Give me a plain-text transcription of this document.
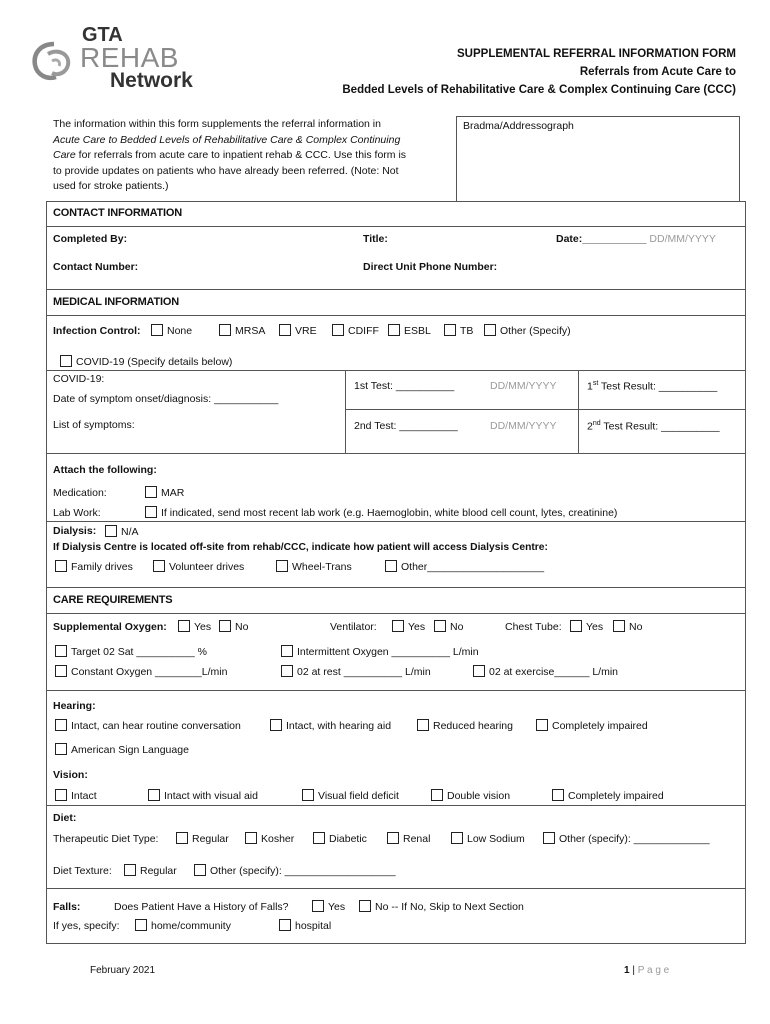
GTA
REHAB
Network
SUPPLEMENTAL REFERRAL INFORMATION FORM
Referrals from Acute Care to
Bedded Levels of Rehabilitative Care & Complex Continuing Care (CCC)
The information within this form supplements the referral information in
Acute Care to Bedded Levels of Rehabilitative Care & Complex Continuing
Care for referrals from acute care to inpatient rehab & CCC. Use this form is
to provide updates on patients who have already been referred. (Note: Not
used for stroke patients.)
Bradma/Addressograph
CONTACT INFORMATION
Completed By:	Title:	Date:___________ DD/MM/YYYY
Contact Number:	Direct Unit Phone Number:
MEDICAL INFORMATION
Infection Control:	None	MRSA	VRE	CDIFF	ESBL	TB	Other (Specify)
COVID-19 (Specify details below)
COVID-19:
Date of symptom onset/diagnosis: ___________
1st Test: __________	DD/MM/YYYY	1st Test Result: __________
List of symptoms:	2nd Test: __________	DD/MM/YYYY	2nd Test Result: __________
Attach the following:
Medication:	MAR
Lab Work:	If indicated, send most recent lab work (e.g. Haemoglobin, white blood cell count, lytes, creatinine)
Dialysis:	N/A
If Dialysis Centre is located off-site from rehab/CCC, indicate how patient will access Dialysis Centre:
Family drives	Volunteer drives	Wheel-Trans	Other____________________
CARE REQUIREMENTS
Supplemental Oxygen:	Yes	No	Ventilator:	Yes	No	Chest Tube:	Yes	No
Target 02 Sat __________ %	Intermittent Oxygen __________ L/min
Constant Oxygen ________L/min	02 at rest __________ L/min	02 at exercise______ L/min
Hearing:
Intact, can hear routine conversation	Intact, with hearing aid	Reduced hearing	Completely impaired
American Sign Language
Vision:
Intact	Intact with visual aid	Visual field deficit	Double vision	Completely impaired
Diet:
Therapeutic Diet Type:	Regular	Kosher	Diabetic	Renal	Low Sodium	Other (specify): _____________
Diet Texture:	Regular	Other (specify): ___________________
Falls:	Does Patient Have a History of Falls?	Yes	No -- If No, Skip to Next Section
If yes, specify:	home/community	hospital
February 2021	1 | P a g e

++++++++++

▶ Exercise directions
Search the data for the string "Oxygen" and copy every line where it appears.

▶ The answer
Supplemental Oxygen:	Yes	No	Ventilator:	Yes	No	Chest Tube:	Yes	No
Target 02 Sat __________ %	Intermittent Oxygen __________ L/min
Constant Oxygen ________L/min	02 at rest __________ L/min	02 at exercise______ L/min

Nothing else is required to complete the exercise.